= Data records =
________________________

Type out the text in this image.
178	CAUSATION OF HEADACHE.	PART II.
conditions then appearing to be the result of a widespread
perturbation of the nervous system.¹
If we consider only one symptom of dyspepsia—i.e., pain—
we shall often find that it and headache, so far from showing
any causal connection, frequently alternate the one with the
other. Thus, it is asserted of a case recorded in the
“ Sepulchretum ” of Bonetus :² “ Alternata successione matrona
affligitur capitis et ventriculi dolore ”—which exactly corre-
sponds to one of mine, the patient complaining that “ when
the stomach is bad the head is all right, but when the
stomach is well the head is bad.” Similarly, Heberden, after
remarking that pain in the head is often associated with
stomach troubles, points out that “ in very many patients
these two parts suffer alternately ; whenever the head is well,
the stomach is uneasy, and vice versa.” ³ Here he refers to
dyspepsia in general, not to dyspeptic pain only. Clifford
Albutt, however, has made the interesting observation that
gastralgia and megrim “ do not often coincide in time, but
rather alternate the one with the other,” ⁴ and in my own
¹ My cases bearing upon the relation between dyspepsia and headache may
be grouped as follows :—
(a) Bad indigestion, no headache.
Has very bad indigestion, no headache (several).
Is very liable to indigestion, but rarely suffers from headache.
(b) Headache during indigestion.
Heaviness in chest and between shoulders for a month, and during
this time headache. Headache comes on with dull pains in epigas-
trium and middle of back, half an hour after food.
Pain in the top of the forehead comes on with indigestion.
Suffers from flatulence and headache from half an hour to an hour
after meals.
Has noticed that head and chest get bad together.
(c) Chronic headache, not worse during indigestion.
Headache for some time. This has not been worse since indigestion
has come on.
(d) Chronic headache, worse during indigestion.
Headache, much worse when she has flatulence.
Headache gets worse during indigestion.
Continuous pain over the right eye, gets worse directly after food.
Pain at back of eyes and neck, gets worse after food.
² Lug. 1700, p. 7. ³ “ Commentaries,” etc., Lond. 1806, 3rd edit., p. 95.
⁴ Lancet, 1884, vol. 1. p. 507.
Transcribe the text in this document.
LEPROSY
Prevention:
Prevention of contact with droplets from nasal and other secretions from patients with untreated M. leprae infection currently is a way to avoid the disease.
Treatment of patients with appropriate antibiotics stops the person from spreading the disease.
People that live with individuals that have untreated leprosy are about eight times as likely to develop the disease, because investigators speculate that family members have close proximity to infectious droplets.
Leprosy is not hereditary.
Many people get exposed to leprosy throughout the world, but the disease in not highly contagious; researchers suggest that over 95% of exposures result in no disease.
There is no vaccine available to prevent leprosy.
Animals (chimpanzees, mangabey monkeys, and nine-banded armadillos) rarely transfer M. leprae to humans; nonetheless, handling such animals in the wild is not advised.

________________________

Repeat the data precisely, reproducing every entry.

= Exercise output =
Type out the text in this image.
178	CAUSATION OF HEADACHE.	PART II.
conditions then appearing to be the result of a widespread
perturbation of the nervous system.¹
If we consider only one symptom of dyspepsia—i.e., pain—
we shall often find that it and headache, so far from showing
any causal connection, frequently alternate the one with the
other. Thus, it is asserted of a case recorded in the
“ Sepulchretum ” of Bonetus :² “ Alternata successione matrona
affligitur capitis et ventriculi dolore ”—which exactly corre-
sponds to one of mine, the patient complaining that “ when
the stomach is bad the head is all right, but when the
stomach is well the head is bad.” Similarly, Heberden, after
remarking that pain in the head is often associated with
stomach troubles, points out that “ in very many patients
these two parts suffer alternately ; whenever the head is well,
the stomach is uneasy, and vice versa.” ³ Here he refers to
dyspepsia in general, not to dyspeptic pain only. Clifford
Albutt, however, has made the interesting observation that
gastralgia and megrim “ do not often coincide in time, but
rather alternate the one with the other,” ⁴ and in my own
¹ My cases bearing upon the relation between dyspepsia and headache may
be grouped as follows :—
(a) Bad indigestion, no headache.
Has very bad indigestion, no headache (several).
Is very liable to indigestion, but rarely suffers from headache.
(b) Headache during indigestion.
Heaviness in chest and between shoulders for a month, and during
this time headache. Headache comes on with dull pains in epigas-
trium and middle of back, half an hour after food.
Pain in the top of the forehead comes on with indigestion.
Suffers from flatulence and headache from half an hour to an hour
after meals.
Has noticed that head and chest get bad together.
(c) Chronic headache, not worse during indigestion.
Headache for some time. This has not been worse since indigestion
has come on.
(d) Chronic headache, worse during indigestion.
Headache, much worse when she has flatulence.
Headache gets worse during indigestion.
Continuous pain over the right eye, gets worse directly after food.
Pain at back of eyes and neck, gets worse after food.
² Lug. 1700, p. 7. ³ “ Commentaries,” etc., Lond. 1806, 3rd edit., p. 95.
⁴ Lancet, 1884, vol. 1. p. 507.
Transcribe the text in this document.
LEPROSY
Prevention:
Prevention of contact with droplets from nasal and other secretions from patients with untreated M. leprae infection currently is a way to avoid the disease.
Treatment of patients with appropriate antibiotics stops the person from spreading the disease.
People that live with individuals that have untreated leprosy are about eight times as likely to develop the disease, because investigators speculate that family members have close proximity to infectious droplets.
Leprosy is not hereditary.
Many people get exposed to leprosy throughout the world, but the disease in not highly contagious; researchers suggest that over 95% of exposures result in no disease.
There is no vaccine available to prevent leprosy.
Animals (chimpanzees, mangabey monkeys, and nine-banded armadillos) rarely transfer M. leprae to humans; nonetheless, handling such animals in the wild is not advised.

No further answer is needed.